_Document section_
** start **
I have played around with a couple of flashlight on headband. I tried the various 150-220 lumens AAA offering from Costco and Sam's Club but all of them has a bright center with very uneven spill. Once I strapped a 360 lumens Lifegear to a headband. I blinded a couple of flounder giggers 200 yds away and they were yelling at me to shut it off. It was so heavy I got a headache after 20-30 minutes. 

I need to research and see the various beam pattern of various AA flashlight. Right now I just spent $12 on some no name 300 lumens adjustable beam headlamp that use 3AAA. Supposedly I can turn the focus ring and get a nice bright flood beam. I'll let you know how that works out but I don't have to much faith on it working out. I won't need a good headlight until next spring and if I can't find anything better, I am getting the Lupine Piko X.

I just might do a winter shrimping season this year and test out the Fenix HP11. The spill seems bright enough to light up a shrimp's eyes. The advantage to a bright flood beam is that you spend less time looking for shrimp. They just pop up in your field of vision and you decide by the distance between the two eyes which shrimps are the bigger one. With most LED light so far, I am constantly turning my head to look for them. With my halogen 20watts flood beam, I can cover the 180 degrees in front of me with a very slow head turn.
** end **
_Given records_
** start **
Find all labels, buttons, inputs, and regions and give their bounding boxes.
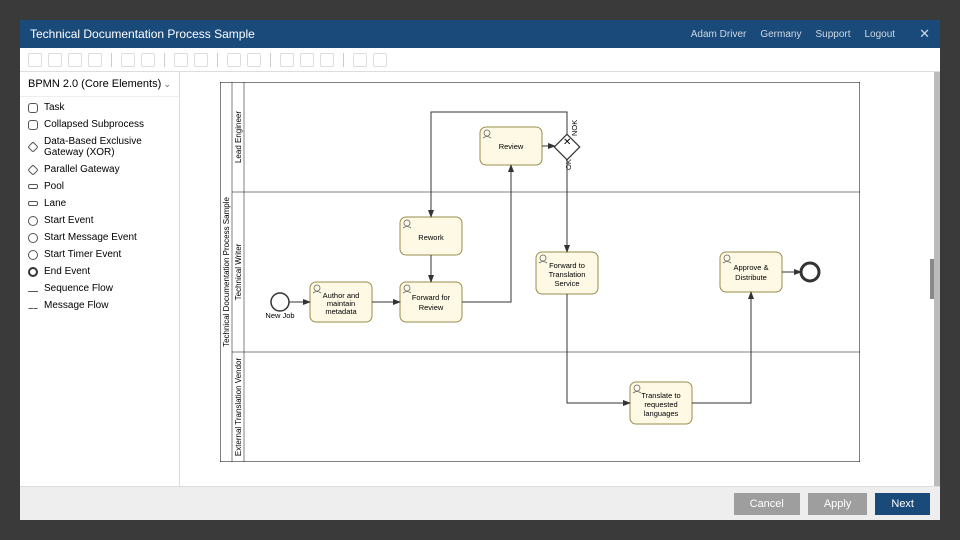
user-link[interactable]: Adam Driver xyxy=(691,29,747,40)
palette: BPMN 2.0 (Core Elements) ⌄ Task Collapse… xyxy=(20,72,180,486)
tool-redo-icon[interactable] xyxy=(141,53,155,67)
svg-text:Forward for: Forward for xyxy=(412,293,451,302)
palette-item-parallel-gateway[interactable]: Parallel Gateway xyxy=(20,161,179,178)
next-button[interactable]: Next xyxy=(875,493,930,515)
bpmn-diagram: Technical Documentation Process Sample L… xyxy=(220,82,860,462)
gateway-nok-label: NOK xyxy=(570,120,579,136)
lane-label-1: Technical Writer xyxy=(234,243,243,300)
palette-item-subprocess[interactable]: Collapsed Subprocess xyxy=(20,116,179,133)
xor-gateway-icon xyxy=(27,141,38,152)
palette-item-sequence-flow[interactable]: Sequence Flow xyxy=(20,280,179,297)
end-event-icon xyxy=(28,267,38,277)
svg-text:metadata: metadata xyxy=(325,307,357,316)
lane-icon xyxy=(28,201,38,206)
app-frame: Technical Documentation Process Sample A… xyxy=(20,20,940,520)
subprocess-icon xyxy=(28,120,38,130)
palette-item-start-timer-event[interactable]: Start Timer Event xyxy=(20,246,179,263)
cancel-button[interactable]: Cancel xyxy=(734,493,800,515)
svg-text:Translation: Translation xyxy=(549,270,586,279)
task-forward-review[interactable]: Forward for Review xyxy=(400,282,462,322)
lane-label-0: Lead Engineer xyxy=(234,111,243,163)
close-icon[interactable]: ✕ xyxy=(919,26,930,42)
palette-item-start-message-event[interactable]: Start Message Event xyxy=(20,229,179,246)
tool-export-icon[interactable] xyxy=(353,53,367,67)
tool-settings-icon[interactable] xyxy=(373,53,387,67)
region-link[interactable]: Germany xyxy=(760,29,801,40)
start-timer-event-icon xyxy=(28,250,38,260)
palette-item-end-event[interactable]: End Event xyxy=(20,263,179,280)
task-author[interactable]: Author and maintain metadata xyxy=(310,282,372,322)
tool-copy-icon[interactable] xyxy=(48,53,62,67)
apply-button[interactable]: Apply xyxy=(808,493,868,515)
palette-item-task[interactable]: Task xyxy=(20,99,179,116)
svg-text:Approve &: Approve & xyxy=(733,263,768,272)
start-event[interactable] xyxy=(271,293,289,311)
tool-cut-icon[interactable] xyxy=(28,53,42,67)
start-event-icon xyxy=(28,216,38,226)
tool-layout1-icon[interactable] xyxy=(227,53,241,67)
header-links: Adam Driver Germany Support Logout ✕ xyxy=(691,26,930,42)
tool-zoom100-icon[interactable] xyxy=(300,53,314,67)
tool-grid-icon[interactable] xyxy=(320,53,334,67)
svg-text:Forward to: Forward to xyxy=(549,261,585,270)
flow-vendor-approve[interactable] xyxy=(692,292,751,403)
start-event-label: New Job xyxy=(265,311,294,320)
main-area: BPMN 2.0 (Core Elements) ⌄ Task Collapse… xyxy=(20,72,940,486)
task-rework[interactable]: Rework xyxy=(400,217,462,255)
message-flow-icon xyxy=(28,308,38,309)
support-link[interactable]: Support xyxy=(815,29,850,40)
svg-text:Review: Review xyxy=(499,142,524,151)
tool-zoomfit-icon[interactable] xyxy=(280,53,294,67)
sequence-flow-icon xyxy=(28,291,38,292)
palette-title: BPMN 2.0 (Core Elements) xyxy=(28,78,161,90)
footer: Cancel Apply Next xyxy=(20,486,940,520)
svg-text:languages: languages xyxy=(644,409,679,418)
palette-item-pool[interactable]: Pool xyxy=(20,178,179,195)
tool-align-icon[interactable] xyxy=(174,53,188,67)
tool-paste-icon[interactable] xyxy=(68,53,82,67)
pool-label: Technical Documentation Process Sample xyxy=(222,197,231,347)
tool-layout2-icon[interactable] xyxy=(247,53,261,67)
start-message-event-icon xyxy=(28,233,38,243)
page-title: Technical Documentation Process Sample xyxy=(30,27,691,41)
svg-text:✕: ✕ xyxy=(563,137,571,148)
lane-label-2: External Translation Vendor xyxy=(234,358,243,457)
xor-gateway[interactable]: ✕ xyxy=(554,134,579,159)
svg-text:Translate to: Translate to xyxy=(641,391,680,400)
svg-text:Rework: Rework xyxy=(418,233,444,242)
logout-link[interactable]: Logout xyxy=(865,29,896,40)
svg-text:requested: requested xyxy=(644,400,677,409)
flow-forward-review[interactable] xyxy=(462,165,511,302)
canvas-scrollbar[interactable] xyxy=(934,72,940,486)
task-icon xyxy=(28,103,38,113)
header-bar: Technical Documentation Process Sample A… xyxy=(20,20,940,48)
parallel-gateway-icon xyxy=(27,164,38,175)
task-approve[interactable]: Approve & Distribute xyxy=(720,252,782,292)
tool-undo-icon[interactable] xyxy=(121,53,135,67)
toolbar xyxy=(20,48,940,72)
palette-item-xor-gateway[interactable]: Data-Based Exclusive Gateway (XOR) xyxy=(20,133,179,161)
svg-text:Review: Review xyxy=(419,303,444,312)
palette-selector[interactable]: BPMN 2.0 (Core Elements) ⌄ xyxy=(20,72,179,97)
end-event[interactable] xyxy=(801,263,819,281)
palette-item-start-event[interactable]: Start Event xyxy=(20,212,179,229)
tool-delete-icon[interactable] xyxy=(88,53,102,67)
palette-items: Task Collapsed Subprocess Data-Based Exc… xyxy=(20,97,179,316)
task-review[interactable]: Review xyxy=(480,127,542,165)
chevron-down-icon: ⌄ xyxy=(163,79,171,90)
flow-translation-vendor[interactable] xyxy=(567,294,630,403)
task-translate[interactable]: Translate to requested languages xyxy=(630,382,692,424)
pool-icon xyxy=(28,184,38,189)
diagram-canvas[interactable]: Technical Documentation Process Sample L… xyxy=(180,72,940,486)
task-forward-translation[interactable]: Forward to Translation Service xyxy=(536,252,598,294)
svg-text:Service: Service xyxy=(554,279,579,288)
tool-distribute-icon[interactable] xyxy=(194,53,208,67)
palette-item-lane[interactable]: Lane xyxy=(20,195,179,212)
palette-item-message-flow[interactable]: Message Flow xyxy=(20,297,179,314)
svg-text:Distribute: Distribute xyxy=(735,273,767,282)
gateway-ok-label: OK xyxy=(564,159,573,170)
** end **
** start **
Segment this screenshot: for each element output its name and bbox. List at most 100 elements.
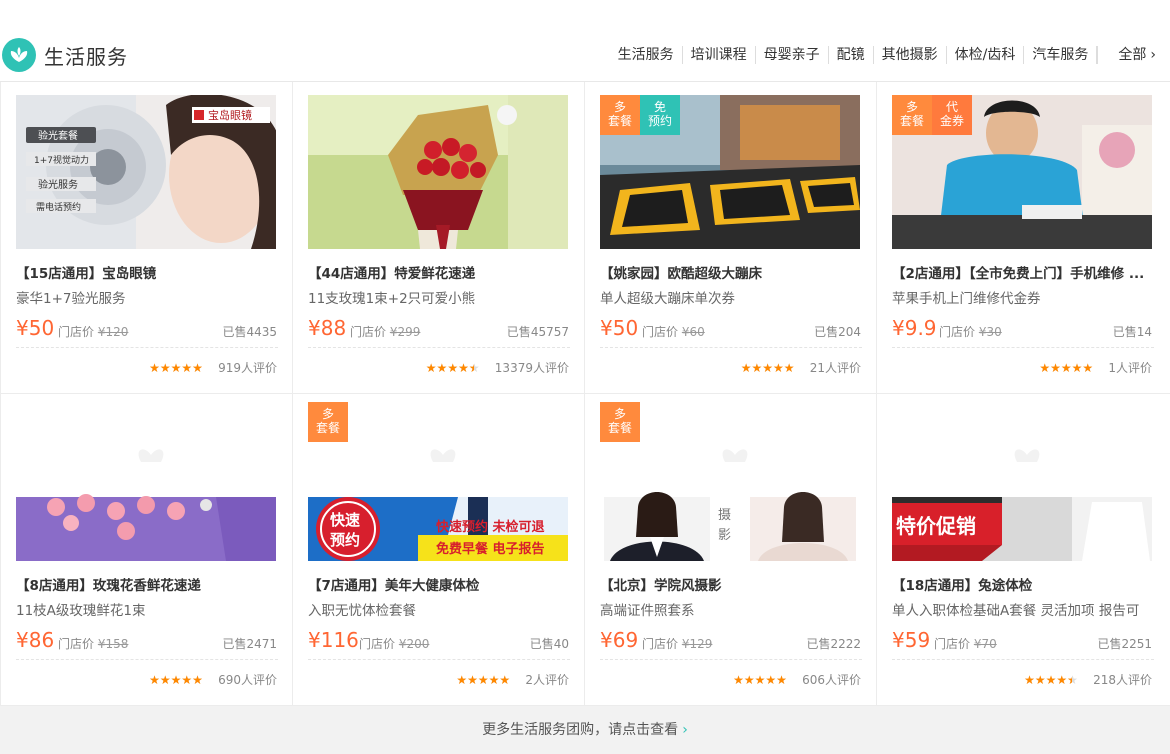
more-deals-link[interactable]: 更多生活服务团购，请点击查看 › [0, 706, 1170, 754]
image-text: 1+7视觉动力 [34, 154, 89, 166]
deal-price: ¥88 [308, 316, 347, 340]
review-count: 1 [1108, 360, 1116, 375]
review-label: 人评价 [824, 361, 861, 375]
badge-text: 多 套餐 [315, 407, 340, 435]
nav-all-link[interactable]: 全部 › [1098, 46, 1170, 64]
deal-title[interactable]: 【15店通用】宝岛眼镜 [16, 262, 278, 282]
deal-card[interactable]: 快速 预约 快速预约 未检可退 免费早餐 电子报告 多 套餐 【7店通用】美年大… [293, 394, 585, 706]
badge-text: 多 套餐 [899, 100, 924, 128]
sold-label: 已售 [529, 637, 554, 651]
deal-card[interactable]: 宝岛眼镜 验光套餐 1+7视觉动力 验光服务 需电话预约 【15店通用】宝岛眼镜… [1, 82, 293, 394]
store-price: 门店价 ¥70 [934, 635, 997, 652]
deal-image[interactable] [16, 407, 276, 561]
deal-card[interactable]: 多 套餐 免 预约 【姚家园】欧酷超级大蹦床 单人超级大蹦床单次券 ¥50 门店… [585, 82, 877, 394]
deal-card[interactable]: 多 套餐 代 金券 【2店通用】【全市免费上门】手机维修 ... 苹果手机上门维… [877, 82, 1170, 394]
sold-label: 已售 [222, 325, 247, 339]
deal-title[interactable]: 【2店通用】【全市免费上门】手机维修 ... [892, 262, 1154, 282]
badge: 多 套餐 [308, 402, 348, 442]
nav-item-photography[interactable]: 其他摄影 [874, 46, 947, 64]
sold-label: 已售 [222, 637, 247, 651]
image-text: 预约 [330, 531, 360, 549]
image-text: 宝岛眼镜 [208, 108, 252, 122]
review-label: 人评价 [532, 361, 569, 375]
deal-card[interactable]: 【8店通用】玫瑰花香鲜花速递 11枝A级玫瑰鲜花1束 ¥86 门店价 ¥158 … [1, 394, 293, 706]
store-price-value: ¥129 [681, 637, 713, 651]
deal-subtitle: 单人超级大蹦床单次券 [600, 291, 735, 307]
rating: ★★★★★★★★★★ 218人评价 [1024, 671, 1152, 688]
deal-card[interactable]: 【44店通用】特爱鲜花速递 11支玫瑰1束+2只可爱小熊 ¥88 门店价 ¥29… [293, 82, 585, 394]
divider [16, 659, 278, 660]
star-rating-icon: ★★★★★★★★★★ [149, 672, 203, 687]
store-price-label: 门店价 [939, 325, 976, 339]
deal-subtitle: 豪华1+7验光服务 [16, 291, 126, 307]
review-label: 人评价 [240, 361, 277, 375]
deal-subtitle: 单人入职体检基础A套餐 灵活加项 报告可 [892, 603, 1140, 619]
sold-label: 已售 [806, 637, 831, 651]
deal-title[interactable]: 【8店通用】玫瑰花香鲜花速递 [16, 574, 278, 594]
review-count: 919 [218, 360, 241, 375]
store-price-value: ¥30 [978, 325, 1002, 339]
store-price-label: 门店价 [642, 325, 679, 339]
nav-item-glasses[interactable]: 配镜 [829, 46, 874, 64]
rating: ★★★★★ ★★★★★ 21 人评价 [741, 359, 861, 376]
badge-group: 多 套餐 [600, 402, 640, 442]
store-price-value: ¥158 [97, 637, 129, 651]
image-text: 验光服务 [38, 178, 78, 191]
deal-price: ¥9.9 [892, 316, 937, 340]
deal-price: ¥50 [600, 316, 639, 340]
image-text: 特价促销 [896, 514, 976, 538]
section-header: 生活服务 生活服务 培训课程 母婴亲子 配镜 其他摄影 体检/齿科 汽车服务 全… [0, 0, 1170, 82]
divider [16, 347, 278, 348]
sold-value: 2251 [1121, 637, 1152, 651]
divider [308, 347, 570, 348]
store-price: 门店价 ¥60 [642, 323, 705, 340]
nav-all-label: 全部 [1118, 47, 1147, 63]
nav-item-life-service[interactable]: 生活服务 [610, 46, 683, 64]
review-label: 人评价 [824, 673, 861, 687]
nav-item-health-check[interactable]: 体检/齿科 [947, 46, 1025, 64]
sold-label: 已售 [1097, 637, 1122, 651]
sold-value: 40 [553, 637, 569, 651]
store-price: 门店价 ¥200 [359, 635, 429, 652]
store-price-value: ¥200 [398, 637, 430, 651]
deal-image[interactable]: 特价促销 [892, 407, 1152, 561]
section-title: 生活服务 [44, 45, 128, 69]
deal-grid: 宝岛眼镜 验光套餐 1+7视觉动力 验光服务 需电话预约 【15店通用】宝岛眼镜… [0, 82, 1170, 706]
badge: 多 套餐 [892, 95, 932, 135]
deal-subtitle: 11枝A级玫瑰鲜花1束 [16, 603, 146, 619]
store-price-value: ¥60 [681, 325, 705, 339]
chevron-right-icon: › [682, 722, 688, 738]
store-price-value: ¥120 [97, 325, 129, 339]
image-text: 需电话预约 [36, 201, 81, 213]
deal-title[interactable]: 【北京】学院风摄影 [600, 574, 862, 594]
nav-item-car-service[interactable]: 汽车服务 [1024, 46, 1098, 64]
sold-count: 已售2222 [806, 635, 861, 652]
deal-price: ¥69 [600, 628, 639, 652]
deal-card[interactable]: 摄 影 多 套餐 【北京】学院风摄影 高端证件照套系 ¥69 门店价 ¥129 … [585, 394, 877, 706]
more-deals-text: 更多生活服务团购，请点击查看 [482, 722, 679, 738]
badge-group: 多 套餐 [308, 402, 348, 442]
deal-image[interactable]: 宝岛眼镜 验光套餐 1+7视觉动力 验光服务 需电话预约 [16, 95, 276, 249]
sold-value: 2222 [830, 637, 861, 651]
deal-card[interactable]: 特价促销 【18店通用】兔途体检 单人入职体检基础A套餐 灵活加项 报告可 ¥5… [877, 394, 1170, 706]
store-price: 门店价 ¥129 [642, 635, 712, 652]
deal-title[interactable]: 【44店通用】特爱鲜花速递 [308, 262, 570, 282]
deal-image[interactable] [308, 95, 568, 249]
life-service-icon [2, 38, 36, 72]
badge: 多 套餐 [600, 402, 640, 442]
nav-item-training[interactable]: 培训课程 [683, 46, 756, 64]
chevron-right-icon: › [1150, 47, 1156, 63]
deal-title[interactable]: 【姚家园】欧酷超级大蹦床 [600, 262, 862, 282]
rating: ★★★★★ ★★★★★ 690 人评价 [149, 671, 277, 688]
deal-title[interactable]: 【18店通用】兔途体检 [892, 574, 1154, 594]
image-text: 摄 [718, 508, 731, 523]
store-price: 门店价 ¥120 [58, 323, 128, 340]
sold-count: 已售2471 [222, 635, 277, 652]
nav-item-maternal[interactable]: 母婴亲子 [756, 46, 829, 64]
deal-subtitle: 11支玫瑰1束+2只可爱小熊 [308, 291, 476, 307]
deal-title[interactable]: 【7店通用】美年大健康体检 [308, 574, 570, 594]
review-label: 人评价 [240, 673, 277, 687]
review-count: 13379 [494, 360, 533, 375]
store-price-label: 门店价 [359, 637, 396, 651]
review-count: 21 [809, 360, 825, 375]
** end **
In the headlamp post, copy everything from "I just might" down to "slow head turn.", replacing "halogen" with "incandescent".

I just might do a winter shrimping season this year and test out the Fenix HP11. The spill seems bright enough to light up a shrimp's eyes. The advantage to a bright flood beam is that you spend less time looking for shrimp. They just pop up in your field of vision and you decide by the distance between the two eyes which shrimps are the bigger one. With most LED light so far, I am constantly turning my head to look for them. With my incandescent 20watts flood beam, I can cover the 180 degrees in front of me with a very slow head turn.